Set task »
Go through the entries and count the lines with the string "certify" in them. Give only that number.

* START Data excerpts *

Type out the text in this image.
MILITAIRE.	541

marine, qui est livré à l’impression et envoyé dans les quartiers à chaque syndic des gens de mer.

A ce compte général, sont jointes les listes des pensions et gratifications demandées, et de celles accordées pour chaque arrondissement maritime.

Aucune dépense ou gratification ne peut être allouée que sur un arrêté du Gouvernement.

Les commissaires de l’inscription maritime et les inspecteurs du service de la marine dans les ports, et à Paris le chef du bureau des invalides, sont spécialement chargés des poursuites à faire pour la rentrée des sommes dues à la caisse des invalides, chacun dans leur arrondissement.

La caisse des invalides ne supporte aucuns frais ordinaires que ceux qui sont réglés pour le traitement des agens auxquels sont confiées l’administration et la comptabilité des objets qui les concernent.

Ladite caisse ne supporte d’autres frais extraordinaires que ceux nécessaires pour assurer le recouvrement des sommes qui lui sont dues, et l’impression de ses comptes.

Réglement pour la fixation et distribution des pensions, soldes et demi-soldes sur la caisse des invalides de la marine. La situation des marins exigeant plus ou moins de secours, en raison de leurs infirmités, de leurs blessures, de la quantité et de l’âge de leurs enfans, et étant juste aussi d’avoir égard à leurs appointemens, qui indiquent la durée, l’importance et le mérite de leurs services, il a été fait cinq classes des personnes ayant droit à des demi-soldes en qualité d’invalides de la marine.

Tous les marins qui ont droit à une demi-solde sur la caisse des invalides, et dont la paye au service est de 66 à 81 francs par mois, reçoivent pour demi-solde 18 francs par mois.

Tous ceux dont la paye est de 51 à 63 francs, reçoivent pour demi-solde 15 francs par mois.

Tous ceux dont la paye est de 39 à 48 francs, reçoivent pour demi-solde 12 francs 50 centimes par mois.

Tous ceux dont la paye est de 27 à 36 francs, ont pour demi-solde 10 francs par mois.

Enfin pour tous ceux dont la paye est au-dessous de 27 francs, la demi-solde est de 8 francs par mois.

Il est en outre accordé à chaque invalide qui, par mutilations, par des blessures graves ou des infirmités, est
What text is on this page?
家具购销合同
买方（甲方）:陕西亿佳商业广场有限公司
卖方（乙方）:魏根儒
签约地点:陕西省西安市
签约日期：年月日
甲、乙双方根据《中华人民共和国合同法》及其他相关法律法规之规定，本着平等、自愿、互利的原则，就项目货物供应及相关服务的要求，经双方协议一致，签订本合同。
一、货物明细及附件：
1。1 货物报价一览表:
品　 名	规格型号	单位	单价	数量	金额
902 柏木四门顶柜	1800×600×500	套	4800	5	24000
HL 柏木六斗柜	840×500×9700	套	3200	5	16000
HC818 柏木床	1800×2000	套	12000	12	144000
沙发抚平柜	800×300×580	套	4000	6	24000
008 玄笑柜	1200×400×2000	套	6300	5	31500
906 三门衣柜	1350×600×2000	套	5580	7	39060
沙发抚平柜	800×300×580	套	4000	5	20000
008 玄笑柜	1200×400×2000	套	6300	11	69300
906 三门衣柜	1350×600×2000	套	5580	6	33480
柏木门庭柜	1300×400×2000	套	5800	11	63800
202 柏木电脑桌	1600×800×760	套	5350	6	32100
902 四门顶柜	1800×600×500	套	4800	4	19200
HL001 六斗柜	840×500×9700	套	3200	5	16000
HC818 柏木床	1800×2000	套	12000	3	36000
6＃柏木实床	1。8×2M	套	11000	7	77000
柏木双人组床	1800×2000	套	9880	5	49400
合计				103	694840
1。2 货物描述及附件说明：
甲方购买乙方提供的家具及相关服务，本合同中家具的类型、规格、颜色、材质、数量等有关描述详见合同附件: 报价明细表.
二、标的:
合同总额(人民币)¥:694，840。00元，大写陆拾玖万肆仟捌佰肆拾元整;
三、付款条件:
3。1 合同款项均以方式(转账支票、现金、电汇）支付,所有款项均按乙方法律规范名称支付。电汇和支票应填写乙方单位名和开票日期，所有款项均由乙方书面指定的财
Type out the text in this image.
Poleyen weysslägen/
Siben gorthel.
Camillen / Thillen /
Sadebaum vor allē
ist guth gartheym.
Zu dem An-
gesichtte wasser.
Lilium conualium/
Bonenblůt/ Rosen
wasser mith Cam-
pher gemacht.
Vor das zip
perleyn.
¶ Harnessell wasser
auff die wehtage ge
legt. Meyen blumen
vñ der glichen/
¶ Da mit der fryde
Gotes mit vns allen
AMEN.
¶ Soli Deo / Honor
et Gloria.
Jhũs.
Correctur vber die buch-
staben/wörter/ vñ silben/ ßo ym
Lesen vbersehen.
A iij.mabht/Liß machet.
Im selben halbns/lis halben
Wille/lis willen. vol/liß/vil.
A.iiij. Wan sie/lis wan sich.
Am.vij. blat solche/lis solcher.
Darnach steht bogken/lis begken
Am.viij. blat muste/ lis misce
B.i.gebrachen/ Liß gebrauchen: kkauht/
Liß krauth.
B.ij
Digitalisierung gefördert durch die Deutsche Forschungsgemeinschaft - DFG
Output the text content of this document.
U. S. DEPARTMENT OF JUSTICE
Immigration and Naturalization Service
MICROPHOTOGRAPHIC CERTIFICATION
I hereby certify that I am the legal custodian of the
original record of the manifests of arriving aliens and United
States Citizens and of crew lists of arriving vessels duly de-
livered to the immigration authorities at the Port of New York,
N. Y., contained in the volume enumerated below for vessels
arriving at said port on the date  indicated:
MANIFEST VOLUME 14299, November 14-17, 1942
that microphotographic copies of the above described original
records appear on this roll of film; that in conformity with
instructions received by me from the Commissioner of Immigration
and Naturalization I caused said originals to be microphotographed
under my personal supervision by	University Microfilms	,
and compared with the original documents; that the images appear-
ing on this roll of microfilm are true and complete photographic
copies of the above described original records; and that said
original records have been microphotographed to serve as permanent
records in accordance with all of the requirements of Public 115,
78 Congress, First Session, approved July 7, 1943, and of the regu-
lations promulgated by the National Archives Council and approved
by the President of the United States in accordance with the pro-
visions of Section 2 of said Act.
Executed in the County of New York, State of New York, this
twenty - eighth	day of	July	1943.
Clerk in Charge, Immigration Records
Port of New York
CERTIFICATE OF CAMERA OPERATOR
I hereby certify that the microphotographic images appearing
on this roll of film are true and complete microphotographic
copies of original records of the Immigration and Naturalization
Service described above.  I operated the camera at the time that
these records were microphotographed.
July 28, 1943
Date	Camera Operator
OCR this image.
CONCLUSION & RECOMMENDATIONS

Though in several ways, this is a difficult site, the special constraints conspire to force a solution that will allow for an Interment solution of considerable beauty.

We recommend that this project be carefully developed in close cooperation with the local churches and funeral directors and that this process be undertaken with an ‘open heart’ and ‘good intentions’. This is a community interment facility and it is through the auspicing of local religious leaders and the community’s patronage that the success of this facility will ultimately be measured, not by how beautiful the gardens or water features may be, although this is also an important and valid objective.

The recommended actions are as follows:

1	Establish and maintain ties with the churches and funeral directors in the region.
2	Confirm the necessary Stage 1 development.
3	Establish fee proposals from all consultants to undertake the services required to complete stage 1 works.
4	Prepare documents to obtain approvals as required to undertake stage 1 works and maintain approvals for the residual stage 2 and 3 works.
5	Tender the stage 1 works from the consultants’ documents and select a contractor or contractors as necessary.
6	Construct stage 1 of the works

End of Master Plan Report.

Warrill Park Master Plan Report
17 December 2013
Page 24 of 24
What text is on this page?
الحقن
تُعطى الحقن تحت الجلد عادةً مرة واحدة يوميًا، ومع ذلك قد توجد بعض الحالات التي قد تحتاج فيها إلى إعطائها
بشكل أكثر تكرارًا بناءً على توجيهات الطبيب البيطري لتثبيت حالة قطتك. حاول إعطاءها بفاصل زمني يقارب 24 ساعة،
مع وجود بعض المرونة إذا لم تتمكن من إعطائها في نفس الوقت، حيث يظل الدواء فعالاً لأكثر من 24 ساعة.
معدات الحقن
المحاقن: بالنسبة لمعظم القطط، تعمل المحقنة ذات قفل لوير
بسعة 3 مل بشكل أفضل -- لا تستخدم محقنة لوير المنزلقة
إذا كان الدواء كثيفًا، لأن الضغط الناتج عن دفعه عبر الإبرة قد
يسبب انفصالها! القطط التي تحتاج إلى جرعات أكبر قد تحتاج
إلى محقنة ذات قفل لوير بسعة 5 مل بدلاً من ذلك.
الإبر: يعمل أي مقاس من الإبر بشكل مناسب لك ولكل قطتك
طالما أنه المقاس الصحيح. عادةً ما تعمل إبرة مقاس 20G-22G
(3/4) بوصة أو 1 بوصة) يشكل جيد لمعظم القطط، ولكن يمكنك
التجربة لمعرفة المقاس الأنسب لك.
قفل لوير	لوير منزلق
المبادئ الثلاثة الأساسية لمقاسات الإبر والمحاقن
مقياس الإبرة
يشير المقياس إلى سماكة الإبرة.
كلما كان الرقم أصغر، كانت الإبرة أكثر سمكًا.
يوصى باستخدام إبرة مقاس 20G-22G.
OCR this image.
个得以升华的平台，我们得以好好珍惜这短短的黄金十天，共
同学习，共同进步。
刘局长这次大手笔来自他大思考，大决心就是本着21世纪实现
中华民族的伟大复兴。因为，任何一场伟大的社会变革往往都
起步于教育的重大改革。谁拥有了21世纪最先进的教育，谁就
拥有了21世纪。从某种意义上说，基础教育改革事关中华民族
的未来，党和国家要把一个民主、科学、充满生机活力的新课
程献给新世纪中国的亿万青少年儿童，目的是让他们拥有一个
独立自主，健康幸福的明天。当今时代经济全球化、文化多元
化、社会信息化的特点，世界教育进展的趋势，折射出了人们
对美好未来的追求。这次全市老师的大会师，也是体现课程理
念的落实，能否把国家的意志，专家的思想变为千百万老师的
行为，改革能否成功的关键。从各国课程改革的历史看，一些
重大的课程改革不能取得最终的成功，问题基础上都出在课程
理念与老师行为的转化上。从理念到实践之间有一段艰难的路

* END Data excerpts *

Solution for this task »
2